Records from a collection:
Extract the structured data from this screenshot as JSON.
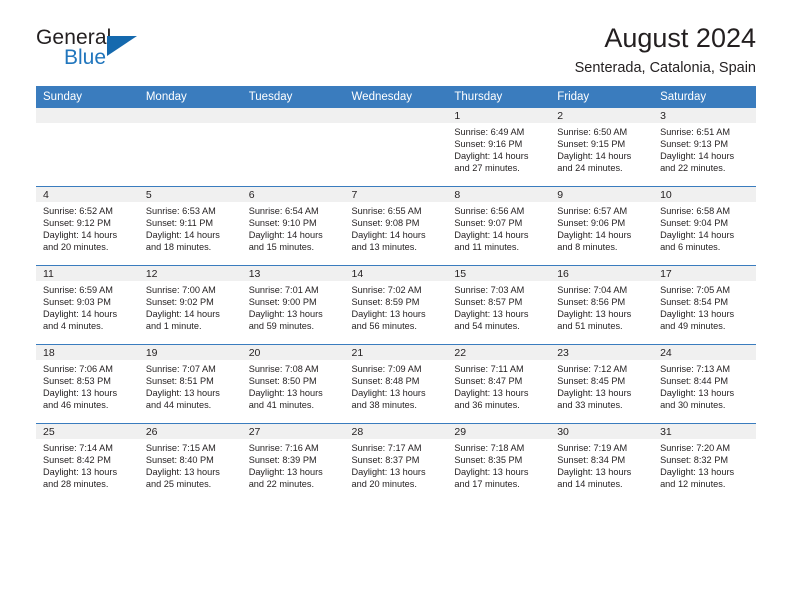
{
  "brand": {
    "name_top": "General",
    "name_bottom": "Blue",
    "mark": "triangle-logo",
    "accent_color": "#1569ae"
  },
  "header": {
    "title": "August 2024",
    "location": "Senterada, Catalonia, Spain"
  },
  "calendar": {
    "header_bg": "#3a7cbe",
    "daynum_bg": "#f0f0f0",
    "weekdays": [
      "Sunday",
      "Monday",
      "Tuesday",
      "Wednesday",
      "Thursday",
      "Friday",
      "Saturday"
    ],
    "weeks": [
      [
        {
          "empty": true
        },
        {
          "empty": true
        },
        {
          "empty": true
        },
        {
          "empty": true
        },
        {
          "day": "1",
          "sunrise": "Sunrise: 6:49 AM",
          "sunset": "Sunset: 9:16 PM",
          "daylight_1": "Daylight: 14 hours",
          "daylight_2": "and 27 minutes."
        },
        {
          "day": "2",
          "sunrise": "Sunrise: 6:50 AM",
          "sunset": "Sunset: 9:15 PM",
          "daylight_1": "Daylight: 14 hours",
          "daylight_2": "and 24 minutes."
        },
        {
          "day": "3",
          "sunrise": "Sunrise: 6:51 AM",
          "sunset": "Sunset: 9:13 PM",
          "daylight_1": "Daylight: 14 hours",
          "daylight_2": "and 22 minutes."
        }
      ],
      [
        {
          "day": "4",
          "sunrise": "Sunrise: 6:52 AM",
          "sunset": "Sunset: 9:12 PM",
          "daylight_1": "Daylight: 14 hours",
          "daylight_2": "and 20 minutes."
        },
        {
          "day": "5",
          "sunrise": "Sunrise: 6:53 AM",
          "sunset": "Sunset: 9:11 PM",
          "daylight_1": "Daylight: 14 hours",
          "daylight_2": "and 18 minutes."
        },
        {
          "day": "6",
          "sunrise": "Sunrise: 6:54 AM",
          "sunset": "Sunset: 9:10 PM",
          "daylight_1": "Daylight: 14 hours",
          "daylight_2": "and 15 minutes."
        },
        {
          "day": "7",
          "sunrise": "Sunrise: 6:55 AM",
          "sunset": "Sunset: 9:08 PM",
          "daylight_1": "Daylight: 14 hours",
          "daylight_2": "and 13 minutes."
        },
        {
          "day": "8",
          "sunrise": "Sunrise: 6:56 AM",
          "sunset": "Sunset: 9:07 PM",
          "daylight_1": "Daylight: 14 hours",
          "daylight_2": "and 11 minutes."
        },
        {
          "day": "9",
          "sunrise": "Sunrise: 6:57 AM",
          "sunset": "Sunset: 9:06 PM",
          "daylight_1": "Daylight: 14 hours",
          "daylight_2": "and 8 minutes."
        },
        {
          "day": "10",
          "sunrise": "Sunrise: 6:58 AM",
          "sunset": "Sunset: 9:04 PM",
          "daylight_1": "Daylight: 14 hours",
          "daylight_2": "and 6 minutes."
        }
      ],
      [
        {
          "day": "11",
          "sunrise": "Sunrise: 6:59 AM",
          "sunset": "Sunset: 9:03 PM",
          "daylight_1": "Daylight: 14 hours",
          "daylight_2": "and 4 minutes."
        },
        {
          "day": "12",
          "sunrise": "Sunrise: 7:00 AM",
          "sunset": "Sunset: 9:02 PM",
          "daylight_1": "Daylight: 14 hours",
          "daylight_2": "and 1 minute."
        },
        {
          "day": "13",
          "sunrise": "Sunrise: 7:01 AM",
          "sunset": "Sunset: 9:00 PM",
          "daylight_1": "Daylight: 13 hours",
          "daylight_2": "and 59 minutes."
        },
        {
          "day": "14",
          "sunrise": "Sunrise: 7:02 AM",
          "sunset": "Sunset: 8:59 PM",
          "daylight_1": "Daylight: 13 hours",
          "daylight_2": "and 56 minutes."
        },
        {
          "day": "15",
          "sunrise": "Sunrise: 7:03 AM",
          "sunset": "Sunset: 8:57 PM",
          "daylight_1": "Daylight: 13 hours",
          "daylight_2": "and 54 minutes."
        },
        {
          "day": "16",
          "sunrise": "Sunrise: 7:04 AM",
          "sunset": "Sunset: 8:56 PM",
          "daylight_1": "Daylight: 13 hours",
          "daylight_2": "and 51 minutes."
        },
        {
          "day": "17",
          "sunrise": "Sunrise: 7:05 AM",
          "sunset": "Sunset: 8:54 PM",
          "daylight_1": "Daylight: 13 hours",
          "daylight_2": "and 49 minutes."
        }
      ],
      [
        {
          "day": "18",
          "sunrise": "Sunrise: 7:06 AM",
          "sunset": "Sunset: 8:53 PM",
          "daylight_1": "Daylight: 13 hours",
          "daylight_2": "and 46 minutes."
        },
        {
          "day": "19",
          "sunrise": "Sunrise: 7:07 AM",
          "sunset": "Sunset: 8:51 PM",
          "daylight_1": "Daylight: 13 hours",
          "daylight_2": "and 44 minutes."
        },
        {
          "day": "20",
          "sunrise": "Sunrise: 7:08 AM",
          "sunset": "Sunset: 8:50 PM",
          "daylight_1": "Daylight: 13 hours",
          "daylight_2": "and 41 minutes."
        },
        {
          "day": "21",
          "sunrise": "Sunrise: 7:09 AM",
          "sunset": "Sunset: 8:48 PM",
          "daylight_1": "Daylight: 13 hours",
          "daylight_2": "and 38 minutes."
        },
        {
          "day": "22",
          "sunrise": "Sunrise: 7:11 AM",
          "sunset": "Sunset: 8:47 PM",
          "daylight_1": "Daylight: 13 hours",
          "daylight_2": "and 36 minutes."
        },
        {
          "day": "23",
          "sunrise": "Sunrise: 7:12 AM",
          "sunset": "Sunset: 8:45 PM",
          "daylight_1": "Daylight: 13 hours",
          "daylight_2": "and 33 minutes."
        },
        {
          "day": "24",
          "sunrise": "Sunrise: 7:13 AM",
          "sunset": "Sunset: 8:44 PM",
          "daylight_1": "Daylight: 13 hours",
          "daylight_2": "and 30 minutes."
        }
      ],
      [
        {
          "day": "25",
          "sunrise": "Sunrise: 7:14 AM",
          "sunset": "Sunset: 8:42 PM",
          "daylight_1": "Daylight: 13 hours",
          "daylight_2": "and 28 minutes."
        },
        {
          "day": "26",
          "sunrise": "Sunrise: 7:15 AM",
          "sunset": "Sunset: 8:40 PM",
          "daylight_1": "Daylight: 13 hours",
          "daylight_2": "and 25 minutes."
        },
        {
          "day": "27",
          "sunrise": "Sunrise: 7:16 AM",
          "sunset": "Sunset: 8:39 PM",
          "daylight_1": "Daylight: 13 hours",
          "daylight_2": "and 22 minutes."
        },
        {
          "day": "28",
          "sunrise": "Sunrise: 7:17 AM",
          "sunset": "Sunset: 8:37 PM",
          "daylight_1": "Daylight: 13 hours",
          "daylight_2": "and 20 minutes."
        },
        {
          "day": "29",
          "sunrise": "Sunrise: 7:18 AM",
          "sunset": "Sunset: 8:35 PM",
          "daylight_1": "Daylight: 13 hours",
          "daylight_2": "and 17 minutes."
        },
        {
          "day": "30",
          "sunrise": "Sunrise: 7:19 AM",
          "sunset": "Sunset: 8:34 PM",
          "daylight_1": "Daylight: 13 hours",
          "daylight_2": "and 14 minutes."
        },
        {
          "day": "31",
          "sunrise": "Sunrise: 7:20 AM",
          "sunset": "Sunset: 8:32 PM",
          "daylight_1": "Daylight: 13 hours",
          "daylight_2": "and 12 minutes."
        }
      ]
    ]
  }
}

> [THE REQUEST]: Keep the pictures out and write out the records exactly.

> [OUTPUT]:
Extract the structured data from this screenshot as JSON.
{
  "brand": {
    "name_top": "General",
    "name_bottom": "Blue",
    "mark": "triangle-logo",
    "accent_color": "#1569ae"
  },
  "header": {
    "title": "August 2024",
    "location": "Senterada, Catalonia, Spain"
  },
  "calendar": {
    "header_bg": "#3a7cbe",
    "daynum_bg": "#f0f0f0",
    "weekdays": [
      "Sunday",
      "Monday",
      "Tuesday",
      "Wednesday",
      "Thursday",
      "Friday",
      "Saturday"
    ],
    "weeks": [
      [
        {
          "empty": true
        },
        {
          "empty": true
        },
        {
          "empty": true
        },
        {
          "empty": true
        },
        {
          "day": "1",
          "sunrise": "Sunrise: 6:49 AM",
          "sunset": "Sunset: 9:16 PM",
          "daylight_1": "Daylight: 14 hours",
          "daylight_2": "and 27 minutes."
        },
        {
          "day": "2",
          "sunrise": "Sunrise: 6:50 AM",
          "sunset": "Sunset: 9:15 PM",
          "daylight_1": "Daylight: 14 hours",
          "daylight_2": "and 24 minutes."
        },
        {
          "day": "3",
          "sunrise": "Sunrise: 6:51 AM",
          "sunset": "Sunset: 9:13 PM",
          "daylight_1": "Daylight: 14 hours",
          "daylight_2": "and 22 minutes."
        }
      ],
      [
        {
          "day": "4",
          "sunrise": "Sunrise: 6:52 AM",
          "sunset": "Sunset: 9:12 PM",
          "daylight_1": "Daylight: 14 hours",
          "daylight_2": "and 20 minutes."
        },
        {
          "day": "5",
          "sunrise": "Sunrise: 6:53 AM",
          "sunset": "Sunset: 9:11 PM",
          "daylight_1": "Daylight: 14 hours",
          "daylight_2": "and 18 minutes."
        },
        {
          "day": "6",
          "sunrise": "Sunrise: 6:54 AM",
          "sunset": "Sunset: 9:10 PM",
          "daylight_1": "Daylight: 14 hours",
          "daylight_2": "and 15 minutes."
        },
        {
          "day": "7",
          "sunrise": "Sunrise: 6:55 AM",
          "sunset": "Sunset: 9:08 PM",
          "daylight_1": "Daylight: 14 hours",
          "daylight_2": "and 13 minutes."
        },
        {
          "day": "8",
          "sunrise": "Sunrise: 6:56 AM",
          "sunset": "Sunset: 9:07 PM",
          "daylight_1": "Daylight: 14 hours",
          "daylight_2": "and 11 minutes."
        },
        {
          "day": "9",
          "sunrise": "Sunrise: 6:57 AM",
          "sunset": "Sunset: 9:06 PM",
          "daylight_1": "Daylight: 14 hours",
          "daylight_2": "and 8 minutes."
        },
        {
          "day": "10",
          "sunrise": "Sunrise: 6:58 AM",
          "sunset": "Sunset: 9:04 PM",
          "daylight_1": "Daylight: 14 hours",
          "daylight_2": "and 6 minutes."
        }
      ],
      [
        {
          "day": "11",
          "sunrise": "Sunrise: 6:59 AM",
          "sunset": "Sunset: 9:03 PM",
          "daylight_1": "Daylight: 14 hours",
          "daylight_2": "and 4 minutes."
        },
        {
          "day": "12",
          "sunrise": "Sunrise: 7:00 AM",
          "sunset": "Sunset: 9:02 PM",
          "daylight_1": "Daylight: 14 hours",
          "daylight_2": "and 1 minute."
        },
        {
          "day": "13",
          "sunrise": "Sunrise: 7:01 AM",
          "sunset": "Sunset: 9:00 PM",
          "daylight_1": "Daylight: 13 hours",
          "daylight_2": "and 59 minutes."
        },
        {
          "day": "14",
          "sunrise": "Sunrise: 7:02 AM",
          "sunset": "Sunset: 8:59 PM",
          "daylight_1": "Daylight: 13 hours",
          "daylight_2": "and 56 minutes."
        },
        {
          "day": "15",
          "sunrise": "Sunrise: 7:03 AM",
          "sunset": "Sunset: 8:57 PM",
          "daylight_1": "Daylight: 13 hours",
          "daylight_2": "and 54 minutes."
        },
        {
          "day": "16",
          "sunrise": "Sunrise: 7:04 AM",
          "sunset": "Sunset: 8:56 PM",
          "daylight_1": "Daylight: 13 hours",
          "daylight_2": "and 51 minutes."
        },
        {
          "day": "17",
          "sunrise": "Sunrise: 7:05 AM",
          "sunset": "Sunset: 8:54 PM",
          "daylight_1": "Daylight: 13 hours",
          "daylight_2": "and 49 minutes."
        }
      ],
      [
        {
          "day": "18",
          "sunrise": "Sunrise: 7:06 AM",
          "sunset": "Sunset: 8:53 PM",
          "daylight_1": "Daylight: 13 hours",
          "daylight_2": "and 46 minutes."
        },
        {
          "day": "19",
          "sunrise": "Sunrise: 7:07 AM",
          "sunset": "Sunset: 8:51 PM",
          "daylight_1": "Daylight: 13 hours",
          "daylight_2": "and 44 minutes."
        },
        {
          "day": "20",
          "sunrise": "Sunrise: 7:08 AM",
          "sunset": "Sunset: 8:50 PM",
          "daylight_1": "Daylight: 13 hours",
          "daylight_2": "and 41 minutes."
        },
        {
          "day": "21",
          "sunrise": "Sunrise: 7:09 AM",
          "sunset": "Sunset: 8:48 PM",
          "daylight_1": "Daylight: 13 hours",
          "daylight_2": "and 38 minutes."
        },
        {
          "day": "22",
          "sunrise": "Sunrise: 7:11 AM",
          "sunset": "Sunset: 8:47 PM",
          "daylight_1": "Daylight: 13 hours",
          "daylight_2": "and 36 minutes."
        },
        {
          "day": "23",
          "sunrise": "Sunrise: 7:12 AM",
          "sunset": "Sunset: 8:45 PM",
          "daylight_1": "Daylight: 13 hours",
          "daylight_2": "and 33 minutes."
        },
        {
          "day": "24",
          "sunrise": "Sunrise: 7:13 AM",
          "sunset": "Sunset: 8:44 PM",
          "daylight_1": "Daylight: 13 hours",
          "daylight_2": "and 30 minutes."
        }
      ],
      [
        {
          "day": "25",
          "sunrise": "Sunrise: 7:14 AM",
          "sunset": "Sunset: 8:42 PM",
          "daylight_1": "Daylight: 13 hours",
          "daylight_2": "and 28 minutes."
        },
        {
          "day": "26",
          "sunrise": "Sunrise: 7:15 AM",
          "sunset": "Sunset: 8:40 PM",
          "daylight_1": "Daylight: 13 hours",
          "daylight_2": "and 25 minutes."
        },
        {
          "day": "27",
          "sunrise": "Sunrise: 7:16 AM",
          "sunset": "Sunset: 8:39 PM",
          "daylight_1": "Daylight: 13 hours",
          "daylight_2": "and 22 minutes."
        },
        {
          "day": "28",
          "sunrise": "Sunrise: 7:17 AM",
          "sunset": "Sunset: 8:37 PM",
          "daylight_1": "Daylight: 13 hours",
          "daylight_2": "and 20 minutes."
        },
        {
          "day": "29",
          "sunrise": "Sunrise: 7:18 AM",
          "sunset": "Sunset: 8:35 PM",
          "daylight_1": "Daylight: 13 hours",
          "daylight_2": "and 17 minutes."
        },
        {
          "day": "30",
          "sunrise": "Sunrise: 7:19 AM",
          "sunset": "Sunset: 8:34 PM",
          "daylight_1": "Daylight: 13 hours",
          "daylight_2": "and 14 minutes."
        },
        {
          "day": "31",
          "sunrise": "Sunrise: 7:20 AM",
          "sunset": "Sunset: 8:32 PM",
          "daylight_1": "Daylight: 13 hours",
          "daylight_2": "and 12 minutes."
        }
      ]
    ]
  }
}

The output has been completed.